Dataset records
□ □ □

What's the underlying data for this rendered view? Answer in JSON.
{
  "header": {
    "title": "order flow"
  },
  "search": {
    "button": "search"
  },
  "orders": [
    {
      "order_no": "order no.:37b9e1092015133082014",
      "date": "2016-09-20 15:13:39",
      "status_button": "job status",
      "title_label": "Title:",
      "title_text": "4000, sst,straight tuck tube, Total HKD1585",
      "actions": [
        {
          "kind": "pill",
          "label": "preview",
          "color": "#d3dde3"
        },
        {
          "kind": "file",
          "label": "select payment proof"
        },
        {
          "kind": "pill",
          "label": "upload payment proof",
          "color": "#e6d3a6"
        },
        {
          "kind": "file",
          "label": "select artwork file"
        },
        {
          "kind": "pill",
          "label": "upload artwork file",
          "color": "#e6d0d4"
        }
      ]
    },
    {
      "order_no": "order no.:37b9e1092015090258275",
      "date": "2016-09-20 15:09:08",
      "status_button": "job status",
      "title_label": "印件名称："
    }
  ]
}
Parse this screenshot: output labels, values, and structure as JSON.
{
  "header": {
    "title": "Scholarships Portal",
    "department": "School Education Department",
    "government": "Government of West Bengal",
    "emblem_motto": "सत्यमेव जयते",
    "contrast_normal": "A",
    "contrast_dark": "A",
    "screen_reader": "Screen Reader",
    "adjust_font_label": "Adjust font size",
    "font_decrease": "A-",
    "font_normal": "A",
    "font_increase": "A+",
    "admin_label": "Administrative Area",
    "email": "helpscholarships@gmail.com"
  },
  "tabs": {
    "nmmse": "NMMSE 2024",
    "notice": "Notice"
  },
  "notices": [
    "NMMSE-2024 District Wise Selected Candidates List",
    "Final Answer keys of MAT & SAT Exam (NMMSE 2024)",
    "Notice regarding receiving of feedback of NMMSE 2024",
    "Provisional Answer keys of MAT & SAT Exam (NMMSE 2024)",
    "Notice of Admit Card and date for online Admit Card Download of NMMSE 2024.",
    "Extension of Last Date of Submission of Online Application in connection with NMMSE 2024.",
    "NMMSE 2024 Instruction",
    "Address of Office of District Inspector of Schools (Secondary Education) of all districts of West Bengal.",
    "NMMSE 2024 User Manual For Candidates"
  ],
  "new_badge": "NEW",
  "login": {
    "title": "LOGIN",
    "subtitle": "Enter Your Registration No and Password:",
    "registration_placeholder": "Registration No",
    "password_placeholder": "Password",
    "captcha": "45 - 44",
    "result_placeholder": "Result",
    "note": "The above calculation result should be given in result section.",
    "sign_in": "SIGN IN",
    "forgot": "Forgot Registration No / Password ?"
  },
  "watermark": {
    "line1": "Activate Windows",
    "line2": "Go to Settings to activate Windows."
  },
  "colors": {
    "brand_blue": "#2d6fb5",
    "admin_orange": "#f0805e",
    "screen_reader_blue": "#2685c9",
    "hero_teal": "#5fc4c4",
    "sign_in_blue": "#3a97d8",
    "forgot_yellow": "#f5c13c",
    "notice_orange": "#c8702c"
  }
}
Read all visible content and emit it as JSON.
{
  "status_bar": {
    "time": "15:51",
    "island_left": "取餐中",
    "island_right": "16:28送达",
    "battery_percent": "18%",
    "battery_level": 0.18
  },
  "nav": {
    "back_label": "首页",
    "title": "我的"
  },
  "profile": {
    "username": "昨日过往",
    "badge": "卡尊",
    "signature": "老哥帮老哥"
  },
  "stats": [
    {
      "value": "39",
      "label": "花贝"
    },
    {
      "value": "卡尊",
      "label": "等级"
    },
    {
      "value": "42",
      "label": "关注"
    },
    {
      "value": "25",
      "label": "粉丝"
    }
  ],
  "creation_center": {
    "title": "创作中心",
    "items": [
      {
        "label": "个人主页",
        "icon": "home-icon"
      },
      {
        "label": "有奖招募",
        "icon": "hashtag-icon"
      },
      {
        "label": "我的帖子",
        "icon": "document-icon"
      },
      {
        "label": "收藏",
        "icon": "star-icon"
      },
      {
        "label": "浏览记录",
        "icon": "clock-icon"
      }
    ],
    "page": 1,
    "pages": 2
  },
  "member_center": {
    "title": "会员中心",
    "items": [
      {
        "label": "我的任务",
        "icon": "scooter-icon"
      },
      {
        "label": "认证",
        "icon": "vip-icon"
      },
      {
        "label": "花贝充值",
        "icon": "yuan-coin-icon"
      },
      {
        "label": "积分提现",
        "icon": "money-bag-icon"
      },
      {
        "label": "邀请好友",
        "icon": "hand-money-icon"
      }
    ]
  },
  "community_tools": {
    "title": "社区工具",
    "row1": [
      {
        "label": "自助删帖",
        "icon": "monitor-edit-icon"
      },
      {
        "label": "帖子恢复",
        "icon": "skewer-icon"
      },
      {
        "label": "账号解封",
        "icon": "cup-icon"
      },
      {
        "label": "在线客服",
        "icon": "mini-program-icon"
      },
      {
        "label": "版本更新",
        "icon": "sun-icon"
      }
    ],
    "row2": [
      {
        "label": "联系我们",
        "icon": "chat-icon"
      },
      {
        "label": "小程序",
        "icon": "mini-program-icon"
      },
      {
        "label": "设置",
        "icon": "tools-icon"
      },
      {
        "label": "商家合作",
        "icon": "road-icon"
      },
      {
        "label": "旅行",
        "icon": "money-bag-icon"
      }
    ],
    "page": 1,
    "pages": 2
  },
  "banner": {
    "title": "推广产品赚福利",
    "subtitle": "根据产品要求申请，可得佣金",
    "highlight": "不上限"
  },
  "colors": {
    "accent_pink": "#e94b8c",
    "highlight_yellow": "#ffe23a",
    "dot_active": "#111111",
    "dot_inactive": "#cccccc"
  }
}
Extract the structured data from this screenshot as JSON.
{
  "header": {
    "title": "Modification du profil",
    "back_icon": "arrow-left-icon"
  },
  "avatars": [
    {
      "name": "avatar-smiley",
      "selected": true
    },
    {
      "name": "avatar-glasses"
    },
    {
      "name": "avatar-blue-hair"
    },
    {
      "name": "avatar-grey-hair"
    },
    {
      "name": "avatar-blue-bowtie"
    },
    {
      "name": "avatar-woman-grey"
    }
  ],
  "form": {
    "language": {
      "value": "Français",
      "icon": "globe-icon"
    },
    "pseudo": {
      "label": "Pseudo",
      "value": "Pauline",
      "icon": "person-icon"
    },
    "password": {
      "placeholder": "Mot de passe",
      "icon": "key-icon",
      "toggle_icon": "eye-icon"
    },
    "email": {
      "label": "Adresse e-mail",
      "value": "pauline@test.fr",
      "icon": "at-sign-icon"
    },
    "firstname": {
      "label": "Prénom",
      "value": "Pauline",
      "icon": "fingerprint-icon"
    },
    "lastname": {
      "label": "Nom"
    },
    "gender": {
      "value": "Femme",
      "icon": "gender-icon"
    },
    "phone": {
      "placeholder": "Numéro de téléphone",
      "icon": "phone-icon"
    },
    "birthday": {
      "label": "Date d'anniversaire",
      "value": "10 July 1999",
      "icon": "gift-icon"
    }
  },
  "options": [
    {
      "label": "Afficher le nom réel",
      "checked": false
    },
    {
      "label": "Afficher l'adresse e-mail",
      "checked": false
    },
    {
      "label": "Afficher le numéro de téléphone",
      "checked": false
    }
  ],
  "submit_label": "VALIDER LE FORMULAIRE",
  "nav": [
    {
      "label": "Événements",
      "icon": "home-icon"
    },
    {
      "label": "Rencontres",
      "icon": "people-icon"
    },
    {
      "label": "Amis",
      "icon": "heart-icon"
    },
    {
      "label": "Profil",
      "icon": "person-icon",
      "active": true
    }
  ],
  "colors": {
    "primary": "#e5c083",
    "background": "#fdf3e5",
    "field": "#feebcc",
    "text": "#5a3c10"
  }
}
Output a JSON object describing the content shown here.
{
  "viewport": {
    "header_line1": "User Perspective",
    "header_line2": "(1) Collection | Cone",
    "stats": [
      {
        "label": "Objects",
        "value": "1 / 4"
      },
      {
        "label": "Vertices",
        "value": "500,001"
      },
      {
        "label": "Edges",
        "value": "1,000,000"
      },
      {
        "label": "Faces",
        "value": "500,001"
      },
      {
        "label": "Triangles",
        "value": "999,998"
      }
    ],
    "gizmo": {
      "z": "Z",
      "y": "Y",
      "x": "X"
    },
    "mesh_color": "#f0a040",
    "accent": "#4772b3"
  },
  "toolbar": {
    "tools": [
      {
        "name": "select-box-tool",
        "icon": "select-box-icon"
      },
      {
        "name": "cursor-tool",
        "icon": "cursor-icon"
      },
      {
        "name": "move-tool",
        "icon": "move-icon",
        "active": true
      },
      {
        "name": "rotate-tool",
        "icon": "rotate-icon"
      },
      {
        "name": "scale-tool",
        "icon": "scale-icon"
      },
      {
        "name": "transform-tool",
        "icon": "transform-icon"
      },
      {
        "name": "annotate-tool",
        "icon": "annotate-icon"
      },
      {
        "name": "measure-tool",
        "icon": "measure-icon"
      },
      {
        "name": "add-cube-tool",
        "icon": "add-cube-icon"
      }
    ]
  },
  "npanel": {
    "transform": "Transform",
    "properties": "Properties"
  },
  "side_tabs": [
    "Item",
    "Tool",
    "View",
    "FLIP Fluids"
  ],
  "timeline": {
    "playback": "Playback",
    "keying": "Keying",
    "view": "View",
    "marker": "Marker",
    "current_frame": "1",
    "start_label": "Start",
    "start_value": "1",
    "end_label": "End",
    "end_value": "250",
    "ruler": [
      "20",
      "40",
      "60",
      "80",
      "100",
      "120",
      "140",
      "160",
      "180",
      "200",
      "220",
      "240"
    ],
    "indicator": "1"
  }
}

□ □ □

TASK BRIEF
Say how many lines of the data hold the string "payment". Reply with the number alone.

OUTPUT BELOW
2